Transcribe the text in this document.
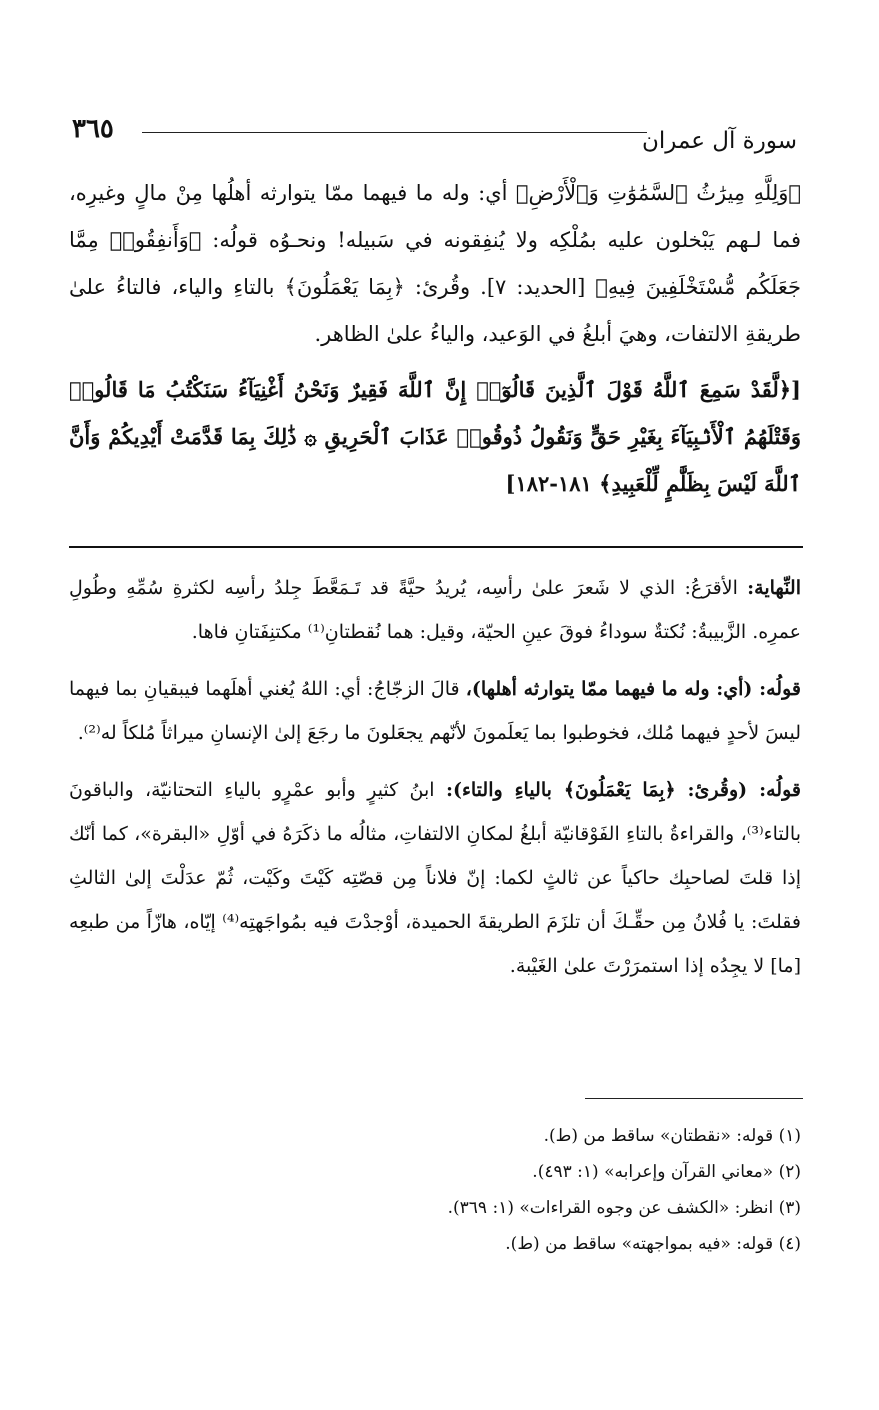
سورة آل عمران
٣٦٥

﴿وَلِلَّهِ مِيرَٰثُ ٱلسَّمَٰوَٰتِ وَٱلْأَرْضِ﴾ أي: وله ما فيهما ممّا يتوارثه أهلُها مِنْ مالٍ وغيرِه، فما لـهم يَبْخلون عليه بمُلْكِه ولا يُنفِقونه في سَبيله! ونحـوُه قولُه: ﴿وَأَنفِقُوا۟ مِمَّا جَعَلَكُم مُّسْتَخْلَفِينَ فِيهِ﴾ [الحديد: ٧]. وقُرئ: ﴿بِمَا يَعْمَلُونَ﴾ بالتاءِ والياء، فالتاءُ علىٰ طريقةِ الالتفات، وهيَ أبلغُ في الوَعيد، والياءُ علىٰ الظاهر.

[﴿لَّقَدْ سَمِعَ ٱللَّهُ قَوْلَ ٱلَّذِينَ قَالُوٓا۟ إِنَّ ٱللَّهَ فَقِيرٌ وَنَحْنُ أَغْنِيَآءُ سَنَكْتُبُ مَا قَالُوا۟ وَقَتْلَهُمُ ٱلْأَنۢبِيَآءَ بِغَيْرِ حَقٍّ وَنَقُولُ ذُوقُوا۟ عَذَابَ ٱلْحَرِيقِ ۞ ذَٰلِكَ بِمَا قَدَّمَتْ أَيْدِيكُمْ وَأَنَّ ٱللَّهَ لَيْسَ بِظَلَّٰمٍ لِّلْعَبِيدِ﴾ ١٨١-١٨٢]

النِّهاية: الأقرَعُ: الذي لا شَعرَ علىٰ رأسِه، يُريدُ حيَّةً قد تَـمَعَّطَ جِلدُ رأسِه لكثرةِ سُمِّهِ وطُولِ عمرِه. الزَّبيبةُ: نُكتةٌ سوداءُ فوقَ عينِ الحيّة، وقيل: هما نُقطتانِ⁽¹⁾ مكتنِفَتانِ فاها.

قولُه: (أي: وله ما فيهما ممّا يتوارثه أهلها)، قالَ الزجّاجُ: أي: اللهُ يُغني أهلَهما فيبقيانِ بما فيهما ليسَ لأحدٍ فيهما مُلك، فخوطبوا بما يَعلَمونَ لأنّهم يجعَلونَ ما رجَعَ إلىٰ الإنسانِ ميراثاً مُلكاً له⁽²⁾.

قولُه: (وقُرئ: ﴿بِمَا يَعْمَلُونَ﴾ بالياءِ والتاء): ابنُ كثيرٍ وأبو عمْرٍو بالياءِ التحتانيّة، والباقونَ بالتاء⁽³⁾، والقراءةُ بالتاءِ الفَوْقانيّة أبلغُ لمكانِ الالتفاتِ، مثالُه ما ذكَرَهُ في أوّلِ «البقرة»، كما أنّك إذا قلتَ لصاحبِك حاكياً عن ثالثٍ لكما: إنّ فلاناً مِن قصّتِه كَيْتَ وكَيْت، ثُمّ عدَلْتَ إلىٰ الثالثِ فقلتَ: يا فُلانُ مِن حقِّـكَ أن تلزَمَ الطريقةَ الحميدة، أوْجدْتَ فيه بمُواجَهتِه⁽⁴⁾ إيّاه، هازّاً من طبعِه [ما] لا يجِدُه إذا استمرَرْتَ علىٰ الغَيْبة.

(١) قوله: «نقطتان» ساقط من (ط).

(٢) «معاني القرآن وإعرابه» (١: ٤٩٣).

(٣) انظر: «الكشف عن وجوه القراءات» (١: ٣٦٩).

(٤) قوله: «فيه بمواجهته» ساقط من (ط).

+ + +

### OBJECTIVE
Quote every record above exactly, leaving out any pictures.

### COMPLETE OUTPUT
Transcribe the text in this document.
سورة آل عمران
٣٦٥

﴿وَلِلَّهِ مِيرَٰثُ ٱلسَّمَٰوَٰتِ وَٱلْأَرْضِ﴾ أي: وله ما فيهما ممّا يتوارثه أهلُها مِنْ مالٍ وغيرِه، فما لـهم يَبْخلون عليه بمُلْكِه ولا يُنفِقونه في سَبيله! ونحـوُه قولُه: ﴿وَأَنفِقُوا۟ مِمَّا جَعَلَكُم مُّسْتَخْلَفِينَ فِيهِ﴾ [الحديد: ٧]. وقُرئ: ﴿بِمَا يَعْمَلُونَ﴾ بالتاءِ والياء، فالتاءُ علىٰ طريقةِ الالتفات، وهيَ أبلغُ في الوَعيد، والياءُ علىٰ الظاهر.

[﴿لَّقَدْ سَمِعَ ٱللَّهُ قَوْلَ ٱلَّذِينَ قَالُوٓا۟ إِنَّ ٱللَّهَ فَقِيرٌ وَنَحْنُ أَغْنِيَآءُ سَنَكْتُبُ مَا قَالُوا۟ وَقَتْلَهُمُ ٱلْأَنۢبِيَآءَ بِغَيْرِ حَقٍّ وَنَقُولُ ذُوقُوا۟ عَذَابَ ٱلْحَرِيقِ ۞ ذَٰلِكَ بِمَا قَدَّمَتْ أَيْدِيكُمْ وَأَنَّ ٱللَّهَ لَيْسَ بِظَلَّٰمٍ لِّلْعَبِيدِ﴾ ١٨١-١٨٢]

النِّهاية: الأقرَعُ: الذي لا شَعرَ علىٰ رأسِه، يُريدُ حيَّةً قد تَـمَعَّطَ جِلدُ رأسِه لكثرةِ سُمِّهِ وطُولِ عمرِه. الزَّبيبةُ: نُكتةٌ سوداءُ فوقَ عينِ الحيّة، وقيل: هما نُقطتانِ⁽¹⁾ مكتنِفَتانِ فاها.

قولُه: (أي: وله ما فيهما ممّا يتوارثه أهلها)، قالَ الزجّاجُ: أي: اللهُ يُغني أهلَهما فيبقيانِ بما فيهما ليسَ لأحدٍ فيهما مُلك، فخوطبوا بما يَعلَمونَ لأنّهم يجعَلونَ ما رجَعَ إلىٰ الإنسانِ ميراثاً مُلكاً له⁽²⁾.

قولُه: (وقُرئ: ﴿بِمَا يَعْمَلُونَ﴾ بالياءِ والتاء): ابنُ كثيرٍ وأبو عمْرٍو بالياءِ التحتانيّة، والباقونَ بالتاء⁽³⁾، والقراءةُ بالتاءِ الفَوْقانيّة أبلغُ لمكانِ الالتفاتِ، مثالُه ما ذكَرَهُ في أوّلِ «البقرة»، كما أنّك إذا قلتَ لصاحبِك حاكياً عن ثالثٍ لكما: إنّ فلاناً مِن قصّتِه كَيْتَ وكَيْت، ثُمّ عدَلْتَ إلىٰ الثالثِ فقلتَ: يا فُلانُ مِن حقِّـكَ أن تلزَمَ الطريقةَ الحميدة، أوْجدْتَ فيه بمُواجَهتِه⁽⁴⁾ إيّاه، هازّاً من طبعِه [ما] لا يجِدُه إذا استمرَرْتَ علىٰ الغَيْبة.

(١) قوله: «نقطتان» ساقط من (ط).

(٢) «معاني القرآن وإعرابه» (١: ٤٩٣).

(٣) انظر: «الكشف عن وجوه القراءات» (١: ٣٦٩).

(٤) قوله: «فيه بمواجهته» ساقط من (ط).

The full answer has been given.